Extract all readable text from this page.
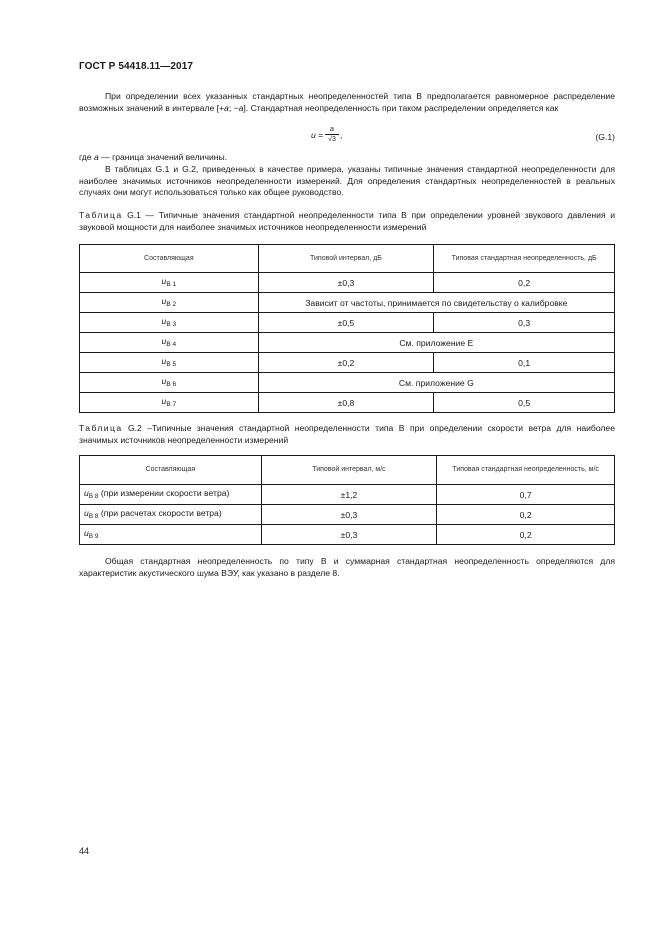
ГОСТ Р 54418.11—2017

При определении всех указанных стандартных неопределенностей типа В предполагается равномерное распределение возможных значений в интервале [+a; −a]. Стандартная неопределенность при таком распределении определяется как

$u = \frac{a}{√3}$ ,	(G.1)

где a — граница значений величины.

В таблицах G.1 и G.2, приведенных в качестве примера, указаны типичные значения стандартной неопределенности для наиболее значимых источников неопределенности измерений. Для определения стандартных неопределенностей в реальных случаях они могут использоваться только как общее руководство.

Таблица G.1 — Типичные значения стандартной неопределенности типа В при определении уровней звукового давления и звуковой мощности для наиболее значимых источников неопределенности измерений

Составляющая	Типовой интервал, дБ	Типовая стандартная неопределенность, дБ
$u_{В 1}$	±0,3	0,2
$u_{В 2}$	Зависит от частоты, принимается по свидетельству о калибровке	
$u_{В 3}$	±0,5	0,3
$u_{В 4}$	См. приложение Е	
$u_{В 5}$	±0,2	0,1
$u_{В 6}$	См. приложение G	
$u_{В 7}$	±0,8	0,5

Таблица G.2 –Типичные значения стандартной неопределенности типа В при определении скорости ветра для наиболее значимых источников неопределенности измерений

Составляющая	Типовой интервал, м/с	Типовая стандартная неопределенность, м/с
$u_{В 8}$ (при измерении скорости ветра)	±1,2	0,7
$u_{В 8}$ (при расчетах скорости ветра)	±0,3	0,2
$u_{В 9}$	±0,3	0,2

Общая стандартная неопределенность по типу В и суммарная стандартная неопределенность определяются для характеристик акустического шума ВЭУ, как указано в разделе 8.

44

+-------+

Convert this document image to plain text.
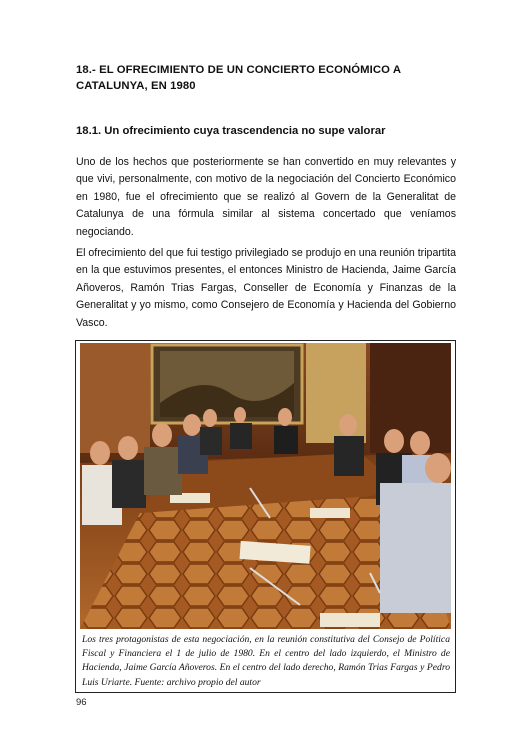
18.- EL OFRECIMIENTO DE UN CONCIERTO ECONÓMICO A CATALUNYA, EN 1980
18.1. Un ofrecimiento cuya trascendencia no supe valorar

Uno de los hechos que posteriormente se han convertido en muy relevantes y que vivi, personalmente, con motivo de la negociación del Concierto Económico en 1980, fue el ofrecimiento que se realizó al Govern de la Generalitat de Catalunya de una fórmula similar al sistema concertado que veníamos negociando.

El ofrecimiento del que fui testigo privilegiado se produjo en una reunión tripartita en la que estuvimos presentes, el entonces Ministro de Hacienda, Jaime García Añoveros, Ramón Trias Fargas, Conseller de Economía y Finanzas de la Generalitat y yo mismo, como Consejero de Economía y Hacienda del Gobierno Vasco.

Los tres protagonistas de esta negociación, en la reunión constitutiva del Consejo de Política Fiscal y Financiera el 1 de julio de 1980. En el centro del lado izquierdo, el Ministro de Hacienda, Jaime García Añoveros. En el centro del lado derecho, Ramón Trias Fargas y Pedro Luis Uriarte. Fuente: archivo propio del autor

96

+-------+

TO DO. The required output is the number of lines containing the word "García", and nothing besides.

SOLUTION TO THIS TASK. 2